RECORD SET:
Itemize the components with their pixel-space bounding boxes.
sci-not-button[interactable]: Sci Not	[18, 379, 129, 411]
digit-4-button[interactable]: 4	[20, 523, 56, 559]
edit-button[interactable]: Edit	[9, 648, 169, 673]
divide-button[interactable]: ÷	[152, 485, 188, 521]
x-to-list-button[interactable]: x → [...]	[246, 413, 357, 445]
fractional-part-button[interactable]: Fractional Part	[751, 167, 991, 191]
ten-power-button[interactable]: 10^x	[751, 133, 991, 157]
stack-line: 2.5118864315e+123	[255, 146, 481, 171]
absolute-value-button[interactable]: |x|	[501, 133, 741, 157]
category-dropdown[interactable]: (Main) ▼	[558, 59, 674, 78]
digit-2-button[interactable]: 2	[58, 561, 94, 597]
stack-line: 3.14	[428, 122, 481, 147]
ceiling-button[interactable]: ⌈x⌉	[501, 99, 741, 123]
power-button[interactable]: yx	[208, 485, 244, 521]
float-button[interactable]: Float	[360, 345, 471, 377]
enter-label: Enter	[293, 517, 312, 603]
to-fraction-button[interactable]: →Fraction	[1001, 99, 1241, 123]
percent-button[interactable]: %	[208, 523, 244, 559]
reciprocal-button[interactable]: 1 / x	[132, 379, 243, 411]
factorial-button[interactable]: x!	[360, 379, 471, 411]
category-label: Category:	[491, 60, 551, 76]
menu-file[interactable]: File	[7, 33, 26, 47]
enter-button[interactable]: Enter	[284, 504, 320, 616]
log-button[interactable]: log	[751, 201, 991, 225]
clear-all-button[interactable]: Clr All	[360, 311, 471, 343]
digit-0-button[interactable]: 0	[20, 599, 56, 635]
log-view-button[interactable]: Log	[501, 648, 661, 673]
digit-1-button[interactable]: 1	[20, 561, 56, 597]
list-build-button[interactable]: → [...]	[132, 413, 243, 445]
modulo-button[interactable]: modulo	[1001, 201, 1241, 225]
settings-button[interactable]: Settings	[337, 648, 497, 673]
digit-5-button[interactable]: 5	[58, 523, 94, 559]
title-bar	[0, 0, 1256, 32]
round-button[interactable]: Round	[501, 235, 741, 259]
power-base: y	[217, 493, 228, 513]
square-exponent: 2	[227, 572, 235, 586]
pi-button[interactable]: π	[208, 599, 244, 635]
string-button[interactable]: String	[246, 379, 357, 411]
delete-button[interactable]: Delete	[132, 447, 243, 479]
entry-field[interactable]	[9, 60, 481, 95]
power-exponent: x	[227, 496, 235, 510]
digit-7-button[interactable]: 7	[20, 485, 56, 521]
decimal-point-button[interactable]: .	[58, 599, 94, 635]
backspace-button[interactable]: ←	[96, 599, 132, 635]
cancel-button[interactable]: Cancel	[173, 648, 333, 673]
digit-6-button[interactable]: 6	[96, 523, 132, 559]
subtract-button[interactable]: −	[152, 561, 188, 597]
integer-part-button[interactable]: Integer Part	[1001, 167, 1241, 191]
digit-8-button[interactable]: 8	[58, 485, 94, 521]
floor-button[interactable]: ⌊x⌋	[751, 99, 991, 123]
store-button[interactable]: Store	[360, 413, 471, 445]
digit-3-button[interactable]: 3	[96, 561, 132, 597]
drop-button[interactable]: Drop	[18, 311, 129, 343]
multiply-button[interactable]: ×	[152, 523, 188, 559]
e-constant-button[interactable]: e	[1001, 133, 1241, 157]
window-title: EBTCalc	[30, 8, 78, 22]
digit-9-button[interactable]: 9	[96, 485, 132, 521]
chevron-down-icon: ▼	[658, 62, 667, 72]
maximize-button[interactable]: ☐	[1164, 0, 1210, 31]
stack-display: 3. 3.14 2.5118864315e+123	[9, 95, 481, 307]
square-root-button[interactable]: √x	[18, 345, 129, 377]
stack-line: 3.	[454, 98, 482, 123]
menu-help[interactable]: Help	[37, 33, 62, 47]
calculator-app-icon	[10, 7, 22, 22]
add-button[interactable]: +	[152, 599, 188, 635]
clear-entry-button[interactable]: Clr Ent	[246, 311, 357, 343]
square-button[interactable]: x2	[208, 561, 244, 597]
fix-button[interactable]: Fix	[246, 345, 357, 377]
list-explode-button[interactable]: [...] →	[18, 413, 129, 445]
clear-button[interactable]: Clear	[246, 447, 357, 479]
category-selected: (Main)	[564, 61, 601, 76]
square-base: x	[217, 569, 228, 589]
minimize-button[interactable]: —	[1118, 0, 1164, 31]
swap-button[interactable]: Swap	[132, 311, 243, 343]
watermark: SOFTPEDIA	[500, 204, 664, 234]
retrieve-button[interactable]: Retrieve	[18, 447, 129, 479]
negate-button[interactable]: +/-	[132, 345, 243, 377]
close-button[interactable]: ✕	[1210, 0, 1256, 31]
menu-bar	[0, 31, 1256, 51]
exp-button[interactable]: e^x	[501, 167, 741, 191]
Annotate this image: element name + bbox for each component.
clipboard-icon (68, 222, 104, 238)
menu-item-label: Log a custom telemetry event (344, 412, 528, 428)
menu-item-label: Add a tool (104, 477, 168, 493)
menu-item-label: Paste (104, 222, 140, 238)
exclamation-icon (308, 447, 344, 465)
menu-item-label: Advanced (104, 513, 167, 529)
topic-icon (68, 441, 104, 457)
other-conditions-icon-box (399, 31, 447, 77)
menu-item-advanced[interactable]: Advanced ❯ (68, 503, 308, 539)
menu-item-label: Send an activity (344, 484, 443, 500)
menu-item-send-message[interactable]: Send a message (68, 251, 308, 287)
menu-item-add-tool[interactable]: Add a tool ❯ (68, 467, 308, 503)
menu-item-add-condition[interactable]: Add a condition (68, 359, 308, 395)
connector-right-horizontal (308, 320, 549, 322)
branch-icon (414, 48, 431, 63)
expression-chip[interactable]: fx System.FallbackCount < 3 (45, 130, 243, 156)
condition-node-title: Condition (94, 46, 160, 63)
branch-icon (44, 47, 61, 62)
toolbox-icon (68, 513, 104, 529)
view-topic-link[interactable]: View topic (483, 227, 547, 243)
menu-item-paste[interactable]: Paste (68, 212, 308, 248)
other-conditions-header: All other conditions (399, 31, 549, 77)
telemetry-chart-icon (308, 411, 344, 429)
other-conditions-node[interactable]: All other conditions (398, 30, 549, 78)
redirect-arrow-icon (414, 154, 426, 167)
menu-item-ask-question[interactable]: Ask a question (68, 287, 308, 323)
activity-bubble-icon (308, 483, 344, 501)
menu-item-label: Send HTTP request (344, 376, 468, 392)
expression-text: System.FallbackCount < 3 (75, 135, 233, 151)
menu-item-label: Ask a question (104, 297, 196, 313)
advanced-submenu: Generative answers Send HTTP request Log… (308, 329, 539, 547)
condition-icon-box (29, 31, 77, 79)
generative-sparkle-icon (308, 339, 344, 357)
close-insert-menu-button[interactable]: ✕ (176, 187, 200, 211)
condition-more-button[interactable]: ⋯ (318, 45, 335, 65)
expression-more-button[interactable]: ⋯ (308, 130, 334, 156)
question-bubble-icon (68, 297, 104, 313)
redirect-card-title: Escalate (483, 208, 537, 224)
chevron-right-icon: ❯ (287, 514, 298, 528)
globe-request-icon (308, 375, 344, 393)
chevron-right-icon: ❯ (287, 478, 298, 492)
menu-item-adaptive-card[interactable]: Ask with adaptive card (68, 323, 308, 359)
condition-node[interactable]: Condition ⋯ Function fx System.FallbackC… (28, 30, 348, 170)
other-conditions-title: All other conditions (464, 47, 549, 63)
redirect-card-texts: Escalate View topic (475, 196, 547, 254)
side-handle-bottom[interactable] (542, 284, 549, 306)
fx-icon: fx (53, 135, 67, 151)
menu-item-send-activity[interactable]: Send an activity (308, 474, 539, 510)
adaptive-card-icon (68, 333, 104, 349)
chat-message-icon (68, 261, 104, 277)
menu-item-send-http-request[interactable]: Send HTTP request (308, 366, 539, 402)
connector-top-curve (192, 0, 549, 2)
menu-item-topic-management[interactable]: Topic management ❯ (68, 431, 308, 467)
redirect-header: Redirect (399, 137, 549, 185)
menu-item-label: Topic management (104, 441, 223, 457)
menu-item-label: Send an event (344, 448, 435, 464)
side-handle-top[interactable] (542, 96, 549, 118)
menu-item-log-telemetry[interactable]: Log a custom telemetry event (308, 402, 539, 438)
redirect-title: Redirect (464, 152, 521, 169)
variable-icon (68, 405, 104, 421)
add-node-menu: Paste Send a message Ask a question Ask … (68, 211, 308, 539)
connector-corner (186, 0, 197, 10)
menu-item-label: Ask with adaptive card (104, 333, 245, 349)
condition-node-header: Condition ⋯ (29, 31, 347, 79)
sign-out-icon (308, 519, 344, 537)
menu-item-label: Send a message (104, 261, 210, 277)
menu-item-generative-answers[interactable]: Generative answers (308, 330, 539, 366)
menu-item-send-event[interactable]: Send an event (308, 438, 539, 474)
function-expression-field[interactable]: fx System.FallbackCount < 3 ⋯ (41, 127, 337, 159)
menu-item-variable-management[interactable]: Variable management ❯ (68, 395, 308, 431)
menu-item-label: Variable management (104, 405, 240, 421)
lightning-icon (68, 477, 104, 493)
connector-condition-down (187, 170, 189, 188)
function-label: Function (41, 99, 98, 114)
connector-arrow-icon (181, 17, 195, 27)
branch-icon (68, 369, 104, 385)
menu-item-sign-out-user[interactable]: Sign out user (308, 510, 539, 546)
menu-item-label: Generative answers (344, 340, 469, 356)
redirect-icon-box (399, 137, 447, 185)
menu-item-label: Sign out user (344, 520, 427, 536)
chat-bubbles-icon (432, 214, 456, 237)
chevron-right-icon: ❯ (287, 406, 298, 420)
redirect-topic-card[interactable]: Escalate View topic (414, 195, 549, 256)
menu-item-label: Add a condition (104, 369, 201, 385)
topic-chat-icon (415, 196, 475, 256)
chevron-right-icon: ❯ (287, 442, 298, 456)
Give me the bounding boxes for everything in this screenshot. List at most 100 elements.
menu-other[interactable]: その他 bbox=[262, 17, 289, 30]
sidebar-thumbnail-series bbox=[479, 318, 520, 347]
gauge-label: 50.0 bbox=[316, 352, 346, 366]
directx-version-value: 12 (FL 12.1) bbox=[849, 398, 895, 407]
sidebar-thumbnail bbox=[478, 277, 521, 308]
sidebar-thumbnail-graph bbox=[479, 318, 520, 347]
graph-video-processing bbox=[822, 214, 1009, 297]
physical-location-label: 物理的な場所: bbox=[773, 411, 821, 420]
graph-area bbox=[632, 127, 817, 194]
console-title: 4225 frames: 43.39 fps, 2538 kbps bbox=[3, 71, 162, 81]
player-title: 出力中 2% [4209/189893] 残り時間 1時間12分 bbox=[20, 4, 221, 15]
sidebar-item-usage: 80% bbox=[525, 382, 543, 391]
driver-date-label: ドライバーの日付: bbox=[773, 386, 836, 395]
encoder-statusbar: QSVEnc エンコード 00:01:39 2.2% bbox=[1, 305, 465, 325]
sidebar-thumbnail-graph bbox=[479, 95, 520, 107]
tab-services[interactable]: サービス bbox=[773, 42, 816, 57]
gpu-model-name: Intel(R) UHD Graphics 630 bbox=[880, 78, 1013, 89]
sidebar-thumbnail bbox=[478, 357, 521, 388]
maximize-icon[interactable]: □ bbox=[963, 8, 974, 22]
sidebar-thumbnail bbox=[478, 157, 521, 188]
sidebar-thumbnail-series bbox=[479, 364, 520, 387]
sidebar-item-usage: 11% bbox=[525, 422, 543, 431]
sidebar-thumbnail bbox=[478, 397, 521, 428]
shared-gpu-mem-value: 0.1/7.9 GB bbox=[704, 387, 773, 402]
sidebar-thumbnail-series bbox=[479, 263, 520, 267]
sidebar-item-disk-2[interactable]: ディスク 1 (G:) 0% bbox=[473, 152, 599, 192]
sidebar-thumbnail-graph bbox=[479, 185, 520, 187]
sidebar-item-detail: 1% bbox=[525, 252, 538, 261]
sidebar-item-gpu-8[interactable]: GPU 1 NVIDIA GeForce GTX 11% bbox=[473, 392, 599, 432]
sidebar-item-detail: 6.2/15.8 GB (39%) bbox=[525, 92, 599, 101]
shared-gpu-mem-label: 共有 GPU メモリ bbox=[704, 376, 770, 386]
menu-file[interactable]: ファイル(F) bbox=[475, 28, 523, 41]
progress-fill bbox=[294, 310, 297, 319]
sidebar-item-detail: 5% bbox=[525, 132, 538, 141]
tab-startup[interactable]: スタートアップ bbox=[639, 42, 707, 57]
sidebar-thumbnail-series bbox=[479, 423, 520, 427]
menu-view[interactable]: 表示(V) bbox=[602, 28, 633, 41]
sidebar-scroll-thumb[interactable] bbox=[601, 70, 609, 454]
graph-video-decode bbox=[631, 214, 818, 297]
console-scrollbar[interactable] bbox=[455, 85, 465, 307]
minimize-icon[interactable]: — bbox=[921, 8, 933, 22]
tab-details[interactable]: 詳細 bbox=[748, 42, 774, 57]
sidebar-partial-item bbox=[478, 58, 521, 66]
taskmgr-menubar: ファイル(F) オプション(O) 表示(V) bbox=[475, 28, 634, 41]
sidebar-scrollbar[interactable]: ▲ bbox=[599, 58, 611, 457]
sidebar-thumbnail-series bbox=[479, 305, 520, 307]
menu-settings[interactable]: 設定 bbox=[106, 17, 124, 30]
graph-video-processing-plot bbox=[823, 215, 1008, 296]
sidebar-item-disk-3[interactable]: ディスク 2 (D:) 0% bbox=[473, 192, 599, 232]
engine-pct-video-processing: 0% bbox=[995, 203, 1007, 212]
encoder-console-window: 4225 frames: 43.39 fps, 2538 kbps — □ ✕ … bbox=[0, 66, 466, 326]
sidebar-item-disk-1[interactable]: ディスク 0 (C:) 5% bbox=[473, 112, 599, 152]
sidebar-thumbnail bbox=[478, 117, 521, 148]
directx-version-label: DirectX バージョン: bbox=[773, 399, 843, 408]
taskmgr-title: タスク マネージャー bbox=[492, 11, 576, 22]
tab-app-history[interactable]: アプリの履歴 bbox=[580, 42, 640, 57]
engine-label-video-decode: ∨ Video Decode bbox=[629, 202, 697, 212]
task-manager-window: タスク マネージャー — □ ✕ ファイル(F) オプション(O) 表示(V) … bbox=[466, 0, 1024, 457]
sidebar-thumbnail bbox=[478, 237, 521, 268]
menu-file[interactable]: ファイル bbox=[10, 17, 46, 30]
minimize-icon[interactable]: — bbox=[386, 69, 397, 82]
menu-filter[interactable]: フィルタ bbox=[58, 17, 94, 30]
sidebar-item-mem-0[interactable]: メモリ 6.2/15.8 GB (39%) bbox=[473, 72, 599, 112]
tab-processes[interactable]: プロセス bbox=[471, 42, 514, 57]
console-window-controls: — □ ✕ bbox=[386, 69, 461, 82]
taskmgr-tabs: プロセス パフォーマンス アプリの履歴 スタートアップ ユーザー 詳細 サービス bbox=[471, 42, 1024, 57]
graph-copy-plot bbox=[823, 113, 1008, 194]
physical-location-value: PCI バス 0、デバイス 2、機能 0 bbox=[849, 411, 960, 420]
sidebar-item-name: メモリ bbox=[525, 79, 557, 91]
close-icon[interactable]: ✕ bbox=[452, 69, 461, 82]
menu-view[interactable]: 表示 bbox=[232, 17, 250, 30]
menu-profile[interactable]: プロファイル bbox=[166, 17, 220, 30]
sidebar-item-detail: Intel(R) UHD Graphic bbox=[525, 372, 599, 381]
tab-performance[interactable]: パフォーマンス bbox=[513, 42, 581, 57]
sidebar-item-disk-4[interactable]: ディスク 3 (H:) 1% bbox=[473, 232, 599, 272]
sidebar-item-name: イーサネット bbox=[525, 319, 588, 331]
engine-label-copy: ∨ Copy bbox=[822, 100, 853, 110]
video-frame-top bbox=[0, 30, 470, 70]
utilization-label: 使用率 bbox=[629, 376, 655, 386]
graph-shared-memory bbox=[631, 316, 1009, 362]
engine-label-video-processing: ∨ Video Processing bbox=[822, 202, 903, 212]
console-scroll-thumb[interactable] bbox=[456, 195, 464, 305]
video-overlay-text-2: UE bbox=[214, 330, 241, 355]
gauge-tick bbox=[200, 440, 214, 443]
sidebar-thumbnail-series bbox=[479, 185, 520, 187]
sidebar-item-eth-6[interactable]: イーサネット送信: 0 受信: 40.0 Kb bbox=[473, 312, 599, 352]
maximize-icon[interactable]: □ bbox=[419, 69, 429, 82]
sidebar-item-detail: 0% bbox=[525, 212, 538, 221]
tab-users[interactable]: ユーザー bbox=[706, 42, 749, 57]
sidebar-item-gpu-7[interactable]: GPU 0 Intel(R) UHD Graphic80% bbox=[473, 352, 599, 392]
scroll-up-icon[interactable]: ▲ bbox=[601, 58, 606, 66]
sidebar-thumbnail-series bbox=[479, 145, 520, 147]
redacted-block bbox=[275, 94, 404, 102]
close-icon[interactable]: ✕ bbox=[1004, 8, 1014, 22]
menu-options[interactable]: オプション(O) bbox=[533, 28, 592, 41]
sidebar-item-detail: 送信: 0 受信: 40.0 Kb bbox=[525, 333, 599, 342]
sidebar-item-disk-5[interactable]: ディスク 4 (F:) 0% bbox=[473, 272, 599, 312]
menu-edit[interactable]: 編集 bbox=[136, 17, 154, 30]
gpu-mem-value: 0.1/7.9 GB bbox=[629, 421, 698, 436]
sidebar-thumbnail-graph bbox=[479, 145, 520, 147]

WORK REQUIRED:
Copy out the entries word for word, starting at the first line of the entries and ending at the line that contains "133, 741, 157]", with both of those lines included.

CORRECT RESPONSE:
Itemize the components with their pixel-space bounding boxes.
sci-not-button[interactable]: Sci Not	[18, 379, 129, 411]
digit-4-button[interactable]: 4	[20, 523, 56, 559]
edit-button[interactable]: Edit	[9, 648, 169, 673]
divide-button[interactable]: ÷	[152, 485, 188, 521]
x-to-list-button[interactable]: x → [...]	[246, 413, 357, 445]
fractional-part-button[interactable]: Fractional Part	[751, 167, 991, 191]
ten-power-button[interactable]: 10^x	[751, 133, 991, 157]
stack-line: 2.5118864315e+123	[255, 146, 481, 171]
absolute-value-button[interactable]: |x|	[501, 133, 741, 157]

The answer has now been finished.